→ **GIVEN TASK**:
Transcribe all of the material below word for word and leave out its pictures.

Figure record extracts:

- - - - - - -

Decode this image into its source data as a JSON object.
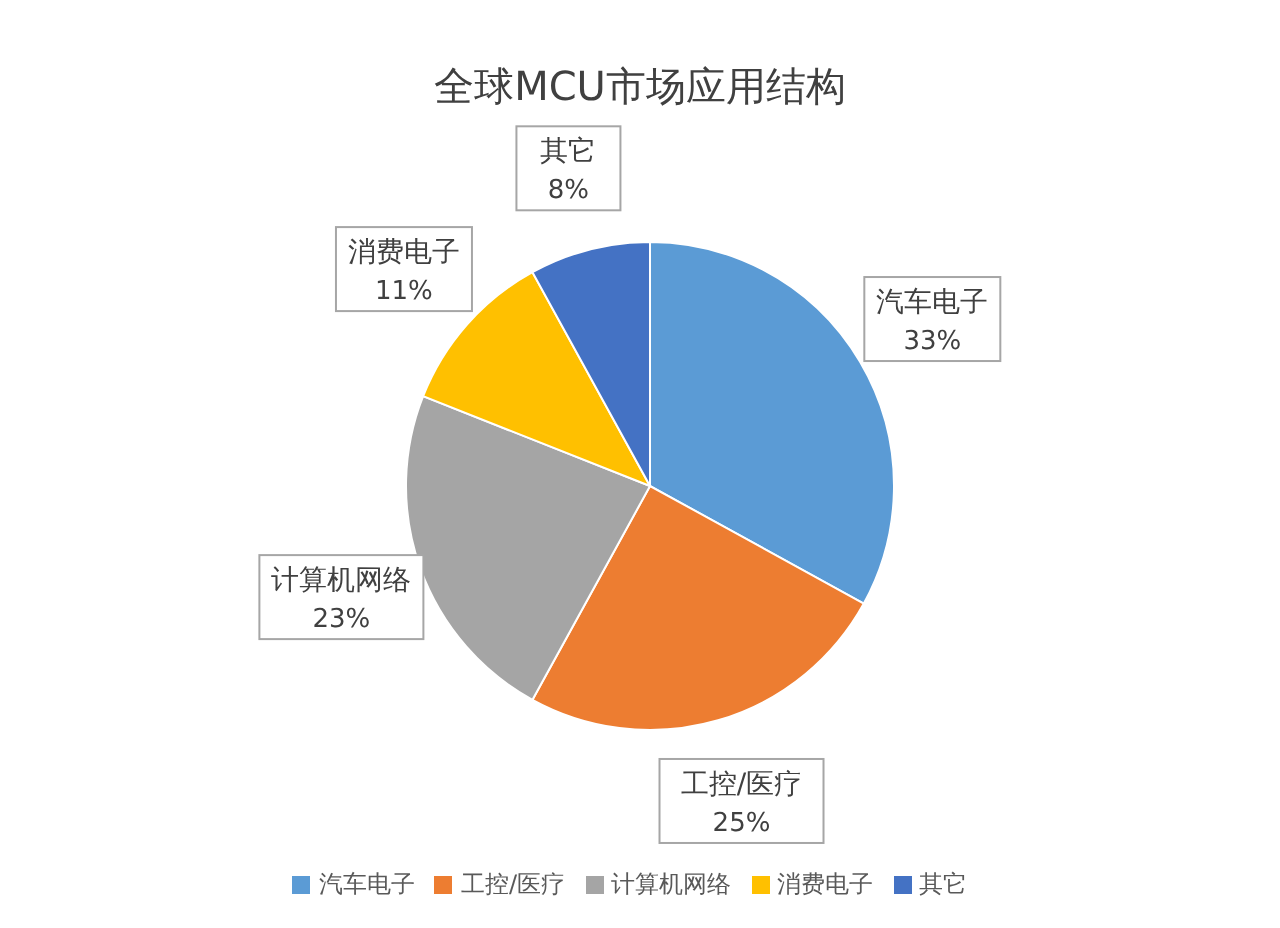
{
  "chart_data": {
    "type": "pie",
    "title": "全球MCU市场应用结构",
    "categories": [
      "汽车电子",
      "工控/医疗",
      "计算机网络",
      "消费电子",
      "其它"
    ],
    "values": [
      33,
      25,
      23,
      11,
      8
    ],
    "value_labels": [
      "33%",
      "25%",
      "23%",
      "11%",
      "8%"
    ],
    "colors": [
      "#5b9bd5",
      "#ed7d31",
      "#a5a5a5",
      "#ffc000",
      "#4472c4"
    ],
    "legend": "bottom"
  }
}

- - - - - - -

→ **OUTPUT OF THE EXERCISE**:
Decode this image into its source data as a JSON object.
{
  "chart_data": {
    "type": "pie",
    "title": "全球MCU市场应用结构",
    "categories": [
      "汽车电子",
      "工控/医疗",
      "计算机网络",
      "消费电子",
      "其它"
    ],
    "values": [
      33,
      25,
      23,
      11,
      8
    ],
    "value_labels": [
      "33%",
      "25%",
      "23%",
      "11%",
      "8%"
    ],
    "colors": [
      "#5b9bd5",
      "#ed7d31",
      "#a5a5a5",
      "#ffc000",
      "#4472c4"
    ],
    "legend": "bottom"
  }
}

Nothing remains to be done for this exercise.